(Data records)
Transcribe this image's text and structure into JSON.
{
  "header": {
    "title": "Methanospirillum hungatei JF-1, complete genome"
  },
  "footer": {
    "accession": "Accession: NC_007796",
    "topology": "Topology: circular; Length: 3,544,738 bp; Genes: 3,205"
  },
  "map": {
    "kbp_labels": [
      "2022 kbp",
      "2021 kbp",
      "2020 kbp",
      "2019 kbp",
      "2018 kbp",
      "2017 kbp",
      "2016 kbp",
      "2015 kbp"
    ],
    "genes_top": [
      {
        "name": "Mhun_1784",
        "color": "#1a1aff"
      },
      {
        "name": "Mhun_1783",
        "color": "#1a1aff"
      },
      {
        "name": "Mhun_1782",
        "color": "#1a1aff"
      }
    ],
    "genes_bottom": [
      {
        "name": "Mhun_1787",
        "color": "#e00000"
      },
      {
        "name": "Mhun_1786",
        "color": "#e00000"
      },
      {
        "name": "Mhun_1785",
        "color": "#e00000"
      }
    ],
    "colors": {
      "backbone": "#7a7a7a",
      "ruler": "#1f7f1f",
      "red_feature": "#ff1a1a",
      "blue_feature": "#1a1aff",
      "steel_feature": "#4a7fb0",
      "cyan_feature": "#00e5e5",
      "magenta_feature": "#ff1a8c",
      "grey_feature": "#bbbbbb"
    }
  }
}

...

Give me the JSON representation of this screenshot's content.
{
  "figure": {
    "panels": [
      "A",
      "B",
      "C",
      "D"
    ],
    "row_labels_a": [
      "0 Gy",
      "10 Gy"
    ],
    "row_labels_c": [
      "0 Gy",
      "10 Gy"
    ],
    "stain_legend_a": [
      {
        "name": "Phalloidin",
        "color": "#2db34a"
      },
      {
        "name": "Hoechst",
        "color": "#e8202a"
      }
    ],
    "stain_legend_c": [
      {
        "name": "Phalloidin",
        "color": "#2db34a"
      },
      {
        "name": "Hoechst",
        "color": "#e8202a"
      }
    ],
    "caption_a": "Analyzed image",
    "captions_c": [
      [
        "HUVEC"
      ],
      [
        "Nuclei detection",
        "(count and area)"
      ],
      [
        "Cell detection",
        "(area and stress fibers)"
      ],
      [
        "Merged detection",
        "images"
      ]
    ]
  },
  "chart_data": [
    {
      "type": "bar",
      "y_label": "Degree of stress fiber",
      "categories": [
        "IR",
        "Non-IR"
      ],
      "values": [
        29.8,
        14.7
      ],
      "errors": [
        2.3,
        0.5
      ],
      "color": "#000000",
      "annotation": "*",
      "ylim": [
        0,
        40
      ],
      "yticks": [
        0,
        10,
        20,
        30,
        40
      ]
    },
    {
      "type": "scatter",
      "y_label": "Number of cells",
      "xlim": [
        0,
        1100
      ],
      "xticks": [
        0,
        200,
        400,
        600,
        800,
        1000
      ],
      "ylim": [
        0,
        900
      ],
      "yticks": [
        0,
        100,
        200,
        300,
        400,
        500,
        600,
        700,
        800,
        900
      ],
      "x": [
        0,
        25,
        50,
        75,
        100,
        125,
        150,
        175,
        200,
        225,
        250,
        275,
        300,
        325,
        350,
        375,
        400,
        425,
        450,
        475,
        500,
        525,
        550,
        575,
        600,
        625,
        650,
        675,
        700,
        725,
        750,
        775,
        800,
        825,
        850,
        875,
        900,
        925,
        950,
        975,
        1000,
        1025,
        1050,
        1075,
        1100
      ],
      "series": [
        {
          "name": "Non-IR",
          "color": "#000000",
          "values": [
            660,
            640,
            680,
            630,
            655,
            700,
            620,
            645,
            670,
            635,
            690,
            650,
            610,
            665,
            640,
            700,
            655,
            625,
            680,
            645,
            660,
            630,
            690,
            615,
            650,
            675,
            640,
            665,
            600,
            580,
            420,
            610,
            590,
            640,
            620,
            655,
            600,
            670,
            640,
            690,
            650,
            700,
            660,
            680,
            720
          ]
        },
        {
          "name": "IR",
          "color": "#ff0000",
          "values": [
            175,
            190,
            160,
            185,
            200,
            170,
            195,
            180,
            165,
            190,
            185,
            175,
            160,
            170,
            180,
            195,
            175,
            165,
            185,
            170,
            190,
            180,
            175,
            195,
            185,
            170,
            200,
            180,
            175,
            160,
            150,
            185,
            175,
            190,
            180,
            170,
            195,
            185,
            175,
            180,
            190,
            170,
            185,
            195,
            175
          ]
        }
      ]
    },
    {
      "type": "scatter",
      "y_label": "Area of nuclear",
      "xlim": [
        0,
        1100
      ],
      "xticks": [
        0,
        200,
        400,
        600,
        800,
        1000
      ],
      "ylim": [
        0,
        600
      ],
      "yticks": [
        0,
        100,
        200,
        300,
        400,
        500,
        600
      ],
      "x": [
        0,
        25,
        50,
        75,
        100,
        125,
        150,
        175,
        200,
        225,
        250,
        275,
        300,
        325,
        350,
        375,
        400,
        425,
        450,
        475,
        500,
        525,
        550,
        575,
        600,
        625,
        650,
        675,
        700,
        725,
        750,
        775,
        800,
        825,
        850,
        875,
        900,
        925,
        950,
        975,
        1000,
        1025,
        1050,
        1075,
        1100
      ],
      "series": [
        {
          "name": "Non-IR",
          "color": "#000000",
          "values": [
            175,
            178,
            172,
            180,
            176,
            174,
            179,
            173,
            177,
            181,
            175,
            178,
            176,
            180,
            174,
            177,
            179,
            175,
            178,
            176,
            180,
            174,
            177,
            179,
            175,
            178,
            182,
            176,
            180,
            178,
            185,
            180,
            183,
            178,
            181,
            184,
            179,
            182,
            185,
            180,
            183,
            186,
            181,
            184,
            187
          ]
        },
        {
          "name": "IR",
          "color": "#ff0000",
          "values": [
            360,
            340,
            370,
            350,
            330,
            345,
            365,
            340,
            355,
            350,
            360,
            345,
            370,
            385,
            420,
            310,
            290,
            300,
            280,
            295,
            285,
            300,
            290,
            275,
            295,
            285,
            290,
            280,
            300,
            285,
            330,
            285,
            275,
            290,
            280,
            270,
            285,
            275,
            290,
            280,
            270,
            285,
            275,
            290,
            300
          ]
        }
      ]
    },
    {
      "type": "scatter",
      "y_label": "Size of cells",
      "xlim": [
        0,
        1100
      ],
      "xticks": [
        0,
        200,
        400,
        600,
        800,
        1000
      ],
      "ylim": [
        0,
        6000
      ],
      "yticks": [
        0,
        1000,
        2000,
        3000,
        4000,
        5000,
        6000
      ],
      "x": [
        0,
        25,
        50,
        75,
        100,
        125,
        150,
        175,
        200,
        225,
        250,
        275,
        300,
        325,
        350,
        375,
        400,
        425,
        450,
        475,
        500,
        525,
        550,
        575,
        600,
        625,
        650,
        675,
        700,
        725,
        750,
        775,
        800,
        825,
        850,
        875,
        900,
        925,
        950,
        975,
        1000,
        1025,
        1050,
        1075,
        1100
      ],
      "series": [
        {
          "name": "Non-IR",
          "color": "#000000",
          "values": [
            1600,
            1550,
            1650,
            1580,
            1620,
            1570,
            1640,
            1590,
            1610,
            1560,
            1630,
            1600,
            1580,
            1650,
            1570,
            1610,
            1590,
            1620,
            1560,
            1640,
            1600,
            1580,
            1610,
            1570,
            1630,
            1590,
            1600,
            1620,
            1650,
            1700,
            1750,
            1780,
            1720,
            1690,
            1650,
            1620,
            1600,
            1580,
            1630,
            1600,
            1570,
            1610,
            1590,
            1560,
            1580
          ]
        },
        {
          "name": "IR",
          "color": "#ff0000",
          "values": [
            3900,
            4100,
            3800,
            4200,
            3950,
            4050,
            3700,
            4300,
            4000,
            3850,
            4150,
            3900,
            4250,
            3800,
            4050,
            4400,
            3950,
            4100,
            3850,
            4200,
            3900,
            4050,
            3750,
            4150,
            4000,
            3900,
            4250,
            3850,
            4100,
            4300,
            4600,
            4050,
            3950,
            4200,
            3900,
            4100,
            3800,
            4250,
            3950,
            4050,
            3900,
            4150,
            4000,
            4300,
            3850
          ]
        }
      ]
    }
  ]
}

Your instructions —
Task for the records above: copy every line in which the word "detection" occurs.

Answer —
        "Nuclei detection",
        "Cell detection",
        "Merged detection",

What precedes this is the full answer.